Extract to read:
National: Supreme Court won’t hear Siegelman appeal | The Associated Press

The Supreme Court will not take another look at the bribery conviction of former Ala. Gov. Don Siegelman. The high court on Monday turned away Siegelman’s appeal of his 2006 convictions. Siegelman was convicted of selling a seat on a hospital regulatory board to former HealthSouth CEO Richard Scrushy in exchange for $500,000 in donations to Siegelman’s 1999 campaign to establish a state lottery.

National: When is a campaign donation a bribe? Supreme Court may decide | latimes.com

Former Alabama Gov. Don Siegelman was charged with bribery and sent to prison because, prosecutors said, a wealthy hospital executive gave him $500,000 in exchange for appointing him to a state hospital planning board. But this half-million-dollar “bribe” did not enrich Siegelman. Instead, the disputed money was a contribution to help fund a statewide referendum on whether Alabama should have a state lottery to support education, a pet cause of the governor’s. The Supreme Court is set to decide as soon as Monday whether to hear Siegelman’s final appeal, which raises a far-reaching question: Is a campaign contribution a bribe if a politician agrees to do something in return, or is it to be expected that politicians will do favors for their biggest supporters?

Input data:
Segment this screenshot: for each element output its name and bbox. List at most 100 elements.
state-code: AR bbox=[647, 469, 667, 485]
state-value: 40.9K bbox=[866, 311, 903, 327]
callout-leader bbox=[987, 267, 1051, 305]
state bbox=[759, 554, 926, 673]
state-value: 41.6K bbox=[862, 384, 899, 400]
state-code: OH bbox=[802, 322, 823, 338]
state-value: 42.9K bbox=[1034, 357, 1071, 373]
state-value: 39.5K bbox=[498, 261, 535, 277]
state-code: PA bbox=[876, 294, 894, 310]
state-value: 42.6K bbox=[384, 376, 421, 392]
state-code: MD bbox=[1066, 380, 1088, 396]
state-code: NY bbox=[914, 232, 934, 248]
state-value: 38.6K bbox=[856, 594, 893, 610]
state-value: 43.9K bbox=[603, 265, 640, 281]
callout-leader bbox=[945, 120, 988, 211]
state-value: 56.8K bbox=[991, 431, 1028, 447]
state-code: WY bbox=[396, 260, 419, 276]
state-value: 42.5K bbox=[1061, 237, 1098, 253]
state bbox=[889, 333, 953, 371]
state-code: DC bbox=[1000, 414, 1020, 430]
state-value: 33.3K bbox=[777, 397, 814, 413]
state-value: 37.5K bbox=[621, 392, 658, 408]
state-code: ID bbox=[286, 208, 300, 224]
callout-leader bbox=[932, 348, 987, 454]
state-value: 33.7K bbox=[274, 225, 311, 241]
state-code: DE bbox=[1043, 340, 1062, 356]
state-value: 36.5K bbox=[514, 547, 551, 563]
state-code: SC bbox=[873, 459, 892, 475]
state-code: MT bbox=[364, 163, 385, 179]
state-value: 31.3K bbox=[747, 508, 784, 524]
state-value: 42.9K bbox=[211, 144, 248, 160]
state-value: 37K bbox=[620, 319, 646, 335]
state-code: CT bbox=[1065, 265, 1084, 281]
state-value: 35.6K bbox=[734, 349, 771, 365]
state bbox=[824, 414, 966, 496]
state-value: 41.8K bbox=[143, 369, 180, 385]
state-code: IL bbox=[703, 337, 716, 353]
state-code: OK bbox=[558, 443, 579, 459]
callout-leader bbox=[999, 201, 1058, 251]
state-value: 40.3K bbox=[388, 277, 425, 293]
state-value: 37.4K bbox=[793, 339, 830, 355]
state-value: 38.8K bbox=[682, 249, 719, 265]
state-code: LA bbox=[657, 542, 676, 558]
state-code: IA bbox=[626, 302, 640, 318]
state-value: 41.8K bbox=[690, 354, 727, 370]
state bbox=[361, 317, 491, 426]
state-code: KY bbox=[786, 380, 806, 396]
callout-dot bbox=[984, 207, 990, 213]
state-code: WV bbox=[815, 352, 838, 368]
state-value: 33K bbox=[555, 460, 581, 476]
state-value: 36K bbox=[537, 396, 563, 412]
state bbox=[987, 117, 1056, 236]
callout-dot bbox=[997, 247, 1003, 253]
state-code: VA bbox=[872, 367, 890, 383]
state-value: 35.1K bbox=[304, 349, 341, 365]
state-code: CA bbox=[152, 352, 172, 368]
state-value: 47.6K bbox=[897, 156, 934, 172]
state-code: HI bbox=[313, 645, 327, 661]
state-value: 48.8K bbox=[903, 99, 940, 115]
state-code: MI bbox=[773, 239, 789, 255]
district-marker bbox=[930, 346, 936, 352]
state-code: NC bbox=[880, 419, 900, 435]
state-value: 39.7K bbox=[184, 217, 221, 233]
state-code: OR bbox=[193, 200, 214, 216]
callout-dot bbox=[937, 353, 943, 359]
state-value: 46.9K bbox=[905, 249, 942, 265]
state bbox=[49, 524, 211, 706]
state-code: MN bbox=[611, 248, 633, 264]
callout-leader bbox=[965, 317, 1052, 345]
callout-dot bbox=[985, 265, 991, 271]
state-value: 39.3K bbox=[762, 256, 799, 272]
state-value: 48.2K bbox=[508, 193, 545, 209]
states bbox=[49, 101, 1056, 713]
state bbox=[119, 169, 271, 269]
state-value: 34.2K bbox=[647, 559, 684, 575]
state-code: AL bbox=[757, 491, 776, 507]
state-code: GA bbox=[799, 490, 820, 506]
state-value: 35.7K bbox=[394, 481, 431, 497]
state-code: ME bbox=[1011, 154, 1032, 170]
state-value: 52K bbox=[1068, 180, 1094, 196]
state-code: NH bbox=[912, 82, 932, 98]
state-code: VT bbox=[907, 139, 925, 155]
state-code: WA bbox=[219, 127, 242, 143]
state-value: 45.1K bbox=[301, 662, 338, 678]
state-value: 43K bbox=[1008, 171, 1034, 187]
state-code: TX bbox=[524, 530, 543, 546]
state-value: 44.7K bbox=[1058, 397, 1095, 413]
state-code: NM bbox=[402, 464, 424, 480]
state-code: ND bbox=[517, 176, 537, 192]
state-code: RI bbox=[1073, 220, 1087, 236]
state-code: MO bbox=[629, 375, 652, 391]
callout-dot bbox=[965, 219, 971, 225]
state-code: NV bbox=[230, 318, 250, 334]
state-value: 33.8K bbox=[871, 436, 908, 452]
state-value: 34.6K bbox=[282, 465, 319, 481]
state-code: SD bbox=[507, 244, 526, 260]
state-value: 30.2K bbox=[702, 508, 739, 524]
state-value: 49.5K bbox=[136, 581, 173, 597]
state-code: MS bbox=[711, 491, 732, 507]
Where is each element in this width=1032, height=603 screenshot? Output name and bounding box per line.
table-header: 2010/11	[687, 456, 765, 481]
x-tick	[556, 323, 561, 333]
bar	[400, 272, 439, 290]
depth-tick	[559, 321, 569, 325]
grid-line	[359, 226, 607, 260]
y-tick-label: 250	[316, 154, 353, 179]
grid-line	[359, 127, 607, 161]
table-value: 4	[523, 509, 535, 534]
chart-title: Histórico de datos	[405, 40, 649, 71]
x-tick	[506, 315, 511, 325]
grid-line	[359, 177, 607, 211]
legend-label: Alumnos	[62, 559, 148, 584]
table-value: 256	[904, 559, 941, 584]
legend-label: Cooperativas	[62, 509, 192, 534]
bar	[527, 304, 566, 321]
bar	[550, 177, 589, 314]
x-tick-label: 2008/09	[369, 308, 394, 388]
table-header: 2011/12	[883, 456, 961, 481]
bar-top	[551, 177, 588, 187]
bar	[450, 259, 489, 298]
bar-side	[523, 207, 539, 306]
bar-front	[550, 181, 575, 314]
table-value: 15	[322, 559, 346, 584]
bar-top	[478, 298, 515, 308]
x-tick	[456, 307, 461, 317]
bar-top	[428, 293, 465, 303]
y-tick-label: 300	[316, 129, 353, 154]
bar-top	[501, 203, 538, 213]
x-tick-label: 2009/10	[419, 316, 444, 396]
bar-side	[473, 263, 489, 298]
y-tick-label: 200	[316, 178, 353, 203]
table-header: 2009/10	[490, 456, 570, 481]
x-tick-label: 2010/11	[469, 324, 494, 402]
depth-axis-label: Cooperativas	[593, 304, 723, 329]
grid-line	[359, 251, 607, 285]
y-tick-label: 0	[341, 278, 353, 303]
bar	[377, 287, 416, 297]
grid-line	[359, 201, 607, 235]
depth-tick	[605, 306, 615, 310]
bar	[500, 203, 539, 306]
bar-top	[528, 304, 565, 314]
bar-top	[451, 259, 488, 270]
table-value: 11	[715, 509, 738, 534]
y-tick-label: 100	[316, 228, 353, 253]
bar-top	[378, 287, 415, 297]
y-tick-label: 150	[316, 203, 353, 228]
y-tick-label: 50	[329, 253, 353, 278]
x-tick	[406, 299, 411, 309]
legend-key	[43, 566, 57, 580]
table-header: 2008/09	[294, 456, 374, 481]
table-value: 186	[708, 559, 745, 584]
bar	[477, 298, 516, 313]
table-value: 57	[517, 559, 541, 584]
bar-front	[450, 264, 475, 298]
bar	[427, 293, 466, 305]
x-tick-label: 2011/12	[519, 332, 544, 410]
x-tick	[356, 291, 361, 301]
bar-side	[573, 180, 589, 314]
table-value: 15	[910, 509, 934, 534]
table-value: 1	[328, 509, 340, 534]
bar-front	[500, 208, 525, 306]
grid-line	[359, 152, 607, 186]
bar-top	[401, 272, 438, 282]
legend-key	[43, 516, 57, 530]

Tasks to perform:
a) Answer these questions using the text about Don Siegelman's appeal, one answer per line:
(i) In what year was Siegelman convicted?
(ii) Who gave the $500,000 in donations?
(iii) What cause was the disputed money meant to help fund?
b) Reproduce word for word the part of the text about Don Siegelman's appeal starting with "The Supreme Court will" and going on through "a state lottery.".
c) Carry on the text about Don Siegelman's appeal, beginning after its last sentence.
The material comes from a different source than the text.

Answers in order:
a)
(i) 2006
(ii) Former HealthSouth CEO Richard Scrushy
(iii) A statewide referendum on whether Alabama should have a state lottery to support education

b)
The Supreme Court will not take another look at the bribery conviction of former Ala. Gov. Don Siegelman. The high court on Monday turned away Siegelman’s appeal of his 2006 convictions. Siegelman was convicted of selling a seat on a hospital regulatory board to former HealthSouth CEO Richard Scrushy in exchange for $500,000 in donations to Siegelman’s 1999 campaign to establish a state lottery.

c)
National: Edwards case may have little effect on campaign finance | The Charlotte Observer

Edwards case complained that he was prosecuted under a “novel” view of campaign-finance law. Apparently, it was so new jurors couldn’t agree on what it was and whether Edwards broke it. Now the murky conclusion of the jury’s deliberations – acquittal on one count, no unanimous agreement on the remaining five – leaves it equally unclear whether the case will change how campaign contributions and expenses are defined and reported going forward. Edwards was accused of receiving excessive contributions from two benefactors to hide his mistress, and failing to report the money as campaign contributions. At least some jurors accepted his defense that the monies were gifts to help with a personal situation and were not campaign contributions. Experts in campaign-finance law are divided about whether the trial will stand as an isolated event or one that will widen the definition of a campaign contribution.

National: Buddy Roemer quits 2012 race | Politico.com

Former Louisiana Gov. Buddy Roemer announced in a statement this morning that his quixotic independent campaign for president has come to an end. After failing to get access to the GOP primary debates last year, Roemer had decided to run as an independent and seek the Reform Party and Americans Elect nominations. Then, Americans Elect folded earlier this month, while Roemer continued to struggle to draw attention and interest to his campaign. In his statement, Roemer said he would create a new organization — details TBD — focused on his core issue of getting corporate and special interest money out of politics.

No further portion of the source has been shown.